-- begin --
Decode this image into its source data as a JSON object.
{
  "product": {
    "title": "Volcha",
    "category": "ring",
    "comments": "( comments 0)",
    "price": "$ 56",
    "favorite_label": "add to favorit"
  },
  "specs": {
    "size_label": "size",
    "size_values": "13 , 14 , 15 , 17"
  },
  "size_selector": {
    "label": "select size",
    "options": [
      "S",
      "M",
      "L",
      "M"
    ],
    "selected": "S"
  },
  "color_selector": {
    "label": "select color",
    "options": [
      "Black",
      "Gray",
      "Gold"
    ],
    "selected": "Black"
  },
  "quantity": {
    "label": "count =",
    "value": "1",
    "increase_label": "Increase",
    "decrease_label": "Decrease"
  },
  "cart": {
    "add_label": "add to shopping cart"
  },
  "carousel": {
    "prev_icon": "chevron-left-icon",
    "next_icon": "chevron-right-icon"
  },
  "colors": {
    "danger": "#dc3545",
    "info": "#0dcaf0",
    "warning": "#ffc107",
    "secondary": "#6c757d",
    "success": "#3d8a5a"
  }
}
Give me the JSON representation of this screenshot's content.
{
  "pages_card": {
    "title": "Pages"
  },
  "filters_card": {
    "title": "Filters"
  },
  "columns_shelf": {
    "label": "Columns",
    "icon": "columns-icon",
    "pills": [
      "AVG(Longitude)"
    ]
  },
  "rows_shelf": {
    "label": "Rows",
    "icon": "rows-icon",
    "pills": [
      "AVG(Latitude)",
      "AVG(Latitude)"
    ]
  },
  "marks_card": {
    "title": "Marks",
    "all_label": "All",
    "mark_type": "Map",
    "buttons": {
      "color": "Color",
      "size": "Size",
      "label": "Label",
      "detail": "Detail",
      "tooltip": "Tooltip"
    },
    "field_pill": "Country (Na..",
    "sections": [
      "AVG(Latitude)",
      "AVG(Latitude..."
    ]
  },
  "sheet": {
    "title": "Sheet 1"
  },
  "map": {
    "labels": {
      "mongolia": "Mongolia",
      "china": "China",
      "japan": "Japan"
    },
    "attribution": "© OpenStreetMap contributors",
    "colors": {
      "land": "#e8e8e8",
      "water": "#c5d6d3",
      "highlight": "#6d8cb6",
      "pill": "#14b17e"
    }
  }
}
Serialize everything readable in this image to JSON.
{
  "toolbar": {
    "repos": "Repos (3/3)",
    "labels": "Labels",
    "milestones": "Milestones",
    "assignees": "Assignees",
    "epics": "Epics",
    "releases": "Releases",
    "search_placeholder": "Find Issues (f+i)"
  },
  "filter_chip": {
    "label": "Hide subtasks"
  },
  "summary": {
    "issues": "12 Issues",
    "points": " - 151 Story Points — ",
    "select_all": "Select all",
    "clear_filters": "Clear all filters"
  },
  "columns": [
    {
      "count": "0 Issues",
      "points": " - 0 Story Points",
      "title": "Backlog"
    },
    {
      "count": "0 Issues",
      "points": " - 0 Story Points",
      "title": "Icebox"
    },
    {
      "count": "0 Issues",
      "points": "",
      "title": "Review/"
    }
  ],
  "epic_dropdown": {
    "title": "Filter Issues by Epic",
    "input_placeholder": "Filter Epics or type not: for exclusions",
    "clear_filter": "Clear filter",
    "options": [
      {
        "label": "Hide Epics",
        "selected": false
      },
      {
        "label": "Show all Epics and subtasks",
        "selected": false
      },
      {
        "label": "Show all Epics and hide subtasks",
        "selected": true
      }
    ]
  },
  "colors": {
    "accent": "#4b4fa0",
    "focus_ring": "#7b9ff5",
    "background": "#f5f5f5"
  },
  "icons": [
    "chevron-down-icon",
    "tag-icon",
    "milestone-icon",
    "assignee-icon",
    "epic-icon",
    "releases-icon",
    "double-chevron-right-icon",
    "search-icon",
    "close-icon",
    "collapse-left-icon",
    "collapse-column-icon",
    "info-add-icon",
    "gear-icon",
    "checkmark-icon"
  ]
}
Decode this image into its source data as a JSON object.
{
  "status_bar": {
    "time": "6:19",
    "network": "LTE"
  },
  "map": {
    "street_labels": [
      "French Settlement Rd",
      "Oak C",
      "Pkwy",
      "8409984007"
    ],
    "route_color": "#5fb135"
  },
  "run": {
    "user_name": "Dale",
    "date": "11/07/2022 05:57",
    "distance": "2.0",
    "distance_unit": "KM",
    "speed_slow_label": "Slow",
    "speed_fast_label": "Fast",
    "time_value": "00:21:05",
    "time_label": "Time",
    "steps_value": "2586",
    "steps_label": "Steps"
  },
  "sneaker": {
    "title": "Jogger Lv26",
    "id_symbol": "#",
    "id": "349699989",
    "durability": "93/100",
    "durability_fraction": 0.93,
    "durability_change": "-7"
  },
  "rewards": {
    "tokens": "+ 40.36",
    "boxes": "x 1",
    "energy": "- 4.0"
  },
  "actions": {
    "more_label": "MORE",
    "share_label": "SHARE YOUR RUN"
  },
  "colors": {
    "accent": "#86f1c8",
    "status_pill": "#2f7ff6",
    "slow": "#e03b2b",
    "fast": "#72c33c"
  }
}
-- end --
▶ **What the exercise asks**
Quote every record above exactly.

▶ **Task solution**
Decode this image into its source data as a JSON object.
{
  "product": {
    "title": "Volcha",
    "category": "ring",
    "comments": "( comments 0)",
    "price": "$ 56",
    "favorite_label": "add to favorit"
  },
  "specs": {
    "size_label": "size",
    "size_values": "13 , 14 , 15 , 17"
  },
  "size_selector": {
    "label": "select size",
    "options": [
      "S",
      "M",
      "L",
      "M"
    ],
    "selected": "S"
  },
  "color_selector": {
    "label": "select color",
    "options": [
      "Black",
      "Gray",
      "Gold"
    ],
    "selected": "Black"
  },
  "quantity": {
    "label": "count =",
    "value": "1",
    "increase_label": "Increase",
    "decrease_label": "Decrease"
  },
  "cart": {
    "add_label": "add to shopping cart"
  },
  "carousel": {
    "prev_icon": "chevron-left-icon",
    "next_icon": "chevron-right-icon"
  },
  "colors": {
    "danger": "#dc3545",
    "info": "#0dcaf0",
    "warning": "#ffc107",
    "secondary": "#6c757d",
    "success": "#3d8a5a"
  }
}
Give me the JSON representation of this screenshot's content.
{
  "pages_card": {
    "title": "Pages"
  },
  "filters_card": {
    "title": "Filters"
  },
  "columns_shelf": {
    "label": "Columns",
    "icon": "columns-icon",
    "pills": [
      "AVG(Longitude)"
    ]
  },
  "rows_shelf": {
    "label": "Rows",
    "icon": "rows-icon",
    "pills": [
      "AVG(Latitude)",
      "AVG(Latitude)"
    ]
  },
  "marks_card": {
    "title": "Marks",
    "all_label": "All",
    "mark_type": "Map",
    "buttons": {
      "color": "Color",
      "size": "Size",
      "label": "Label",
      "detail": "Detail",
      "tooltip": "Tooltip"
    },
    "field_pill": "Country (Na..",
    "sections": [
      "AVG(Latitude)",
      "AVG(Latitude..."
    ]
  },
  "sheet": {
    "title": "Sheet 1"
  },
  "map": {
    "labels": {
      "mongolia": "Mongolia",
      "china": "China",
      "japan": "Japan"
    },
    "attribution": "© OpenStreetMap contributors",
    "colors": {
      "land": "#e8e8e8",
      "water": "#c5d6d3",
      "highlight": "#6d8cb6",
      "pill": "#14b17e"
    }
  }
}
Serialize everything readable in this image to JSON.
{
  "toolbar": {
    "repos": "Repos (3/3)",
    "labels": "Labels",
    "milestones": "Milestones",
    "assignees": "Assignees",
    "epics": "Epics",
    "releases": "Releases",
    "search_placeholder": "Find Issues (f+i)"
  },
  "filter_chip": {
    "label": "Hide subtasks"
  },
  "summary": {
    "issues": "12 Issues",
    "points": " - 151 Story Points — ",
    "select_all": "Select all",
    "clear_filters": "Clear all filters"
  },
  "columns": [
    {
      "count": "0 Issues",
      "points": " - 0 Story Points",
      "title": "Backlog"
    },
    {
      "count": "0 Issues",
      "points": " - 0 Story Points",
      "title": "Icebox"
    },
    {
      "count": "0 Issues",
      "points": "",
      "title": "Review/"
    }
  ],
  "epic_dropdown": {
    "title": "Filter Issues by Epic",
    "input_placeholder": "Filter Epics or type not: for exclusions",
    "clear_filter": "Clear filter",
    "options": [
      {
        "label": "Hide Epics",
        "selected": false
      },
      {
        "label": "Show all Epics and subtasks",
        "selected": false
      },
      {
        "label": "Show all Epics and hide subtasks",
        "selected": true
      }
    ]
  },
  "colors": {
    "accent": "#4b4fa0",
    "focus_ring": "#7b9ff5",
    "background": "#f5f5f5"
  },
  "icons": [
    "chevron-down-icon",
    "tag-icon",
    "milestone-icon",
    "assignee-icon",
    "epic-icon",
    "releases-icon",
    "double-chevron-right-icon",
    "search-icon",
    "close-icon",
    "collapse-left-icon",
    "collapse-column-icon",
    "info-add-icon",
    "gear-icon",
    "checkmark-icon"
  ]
}
Decode this image into its source data as a JSON object.
{
  "status_bar": {
    "time": "6:19",
    "network": "LTE"
  },
  "map": {
    "street_labels": [
      "French Settlement Rd",
      "Oak C",
      "Pkwy",
      "8409984007"
    ],
    "route_color": "#5fb135"
  },
  "run": {
    "user_name": "Dale",
    "date": "11/07/2022 05:57",
    "distance": "2.0",
    "distance_unit": "KM",
    "speed_slow_label": "Slow",
    "speed_fast_label": "Fast",
    "time_value": "00:21:05",
    "time_label": "Time",
    "steps_value": "2586",
    "steps_label": "Steps"
  },
  "sneaker": {
    "title": "Jogger Lv26",
    "id_symbol": "#",
    "id": "349699989",
    "durability": "93/100",
    "durability_fraction": 0.93,
    "durability_change": "-7"
  },
  "rewards": {
    "tokens": "+ 40.36",
    "boxes": "x 1",
    "energy": "- 4.0"
  },
  "actions": {
    "more_label": "MORE",
    "share_label": "SHARE YOUR RUN"
  },
  "colors": {
    "accent": "#86f1c8",
    "status_pill": "#2f7ff6",
    "slow": "#e03b2b",
    "fast": "#72c33c"
  }
}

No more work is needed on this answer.